**Task instructions:** Retype everything in the forum thread about languages with the smallest vocabulary from "I 'm a polyglot" down to "created new words.".

**Selection:**

=======

# Which languages have the least vocabulary?



## Roel~

I 'm a polyglot and I want to learn as much languages as possible. I have learned that vocabulary is one of the most important aspects and that it is the key to understanding a language besides grammar. I wonder actually which languages have the smallest vocabulary and are easiest to learn because of this reason. I know for instance that English has a very big vocabulary, almost the biggest in the world and that Arabic also has a very big vocabulary, because for a lot of meanings you have different words.

Are Hebrew and Turkish languages with small vocabulary? A Turk told me that Turkish has a small vocabulary and I can already read some Turkish and wonder if she is right, because I can read quite some Turkish already. I also heard that Hebrew doesn't have a big vocabulary, which is due to the limited vocabulary in the Hebrew Bible and that Ben Yehuda artificially created new words.

Besides these 2 the question is just which languages have a small vocabulary. With this I mean natural languages by the way.


----------



## arielipi

Hebrew is dense, though from helping a native US person i know its still hard for one to grasp the idea for words in hebrew...


----------



## Roel~

arielipi said:


> Hebrew is dense, though from helping a native US person i know its still hard for one to grasp the idea for words in hebrew...

=======

**Provided material:**
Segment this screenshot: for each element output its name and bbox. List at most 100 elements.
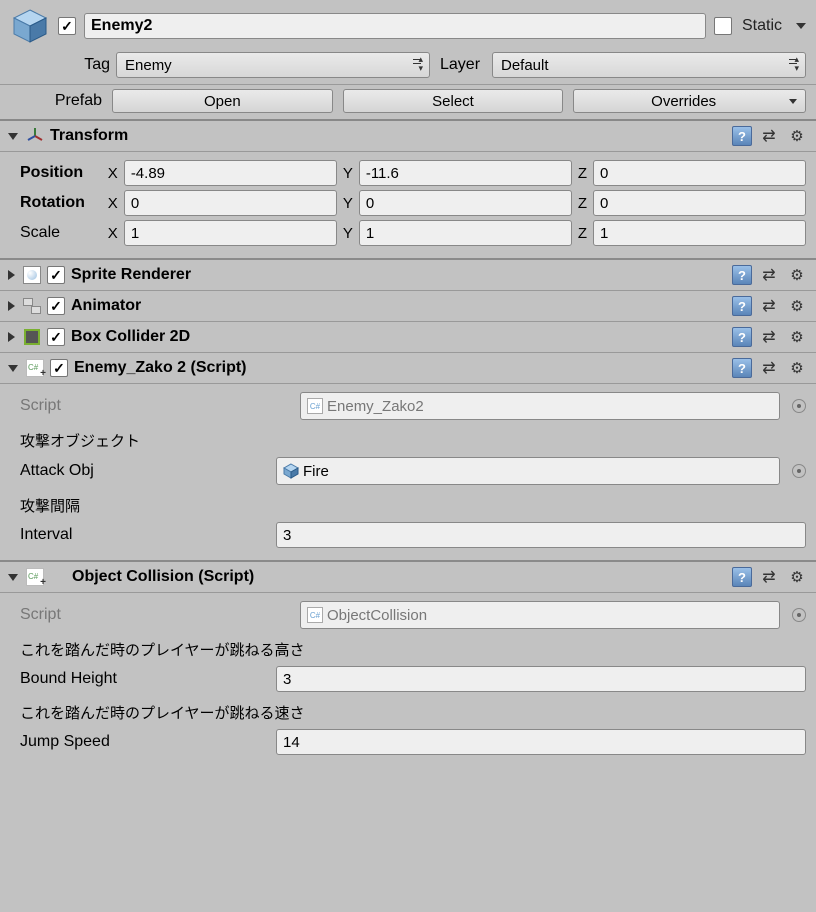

=======

**Answer to the exercise:**
I 'm a polyglot and I want to learn as much languages as possible. I have learned that vocabulary is one of the most important aspects and that it is the key to understanding a language besides grammar. I wonder actually which languages have the smallest vocabulary and are easiest to learn because of this reason. I know for instance that English has a very big vocabulary, almost the biggest in the world and that Arabic also has a very big vocabulary, because for a lot of meanings you have different words.

Are Hebrew and Turkish languages with small vocabulary? A Turk told me that Turkish has a small vocabulary and I can already read some Turkish and wonder if she is right, because I can read quite some Turkish already. I also heard that Hebrew doesn't have a big vocabulary, which is due to the limited vocabulary in the Hebrew Bible and that Ben Yehuda artificially created new words.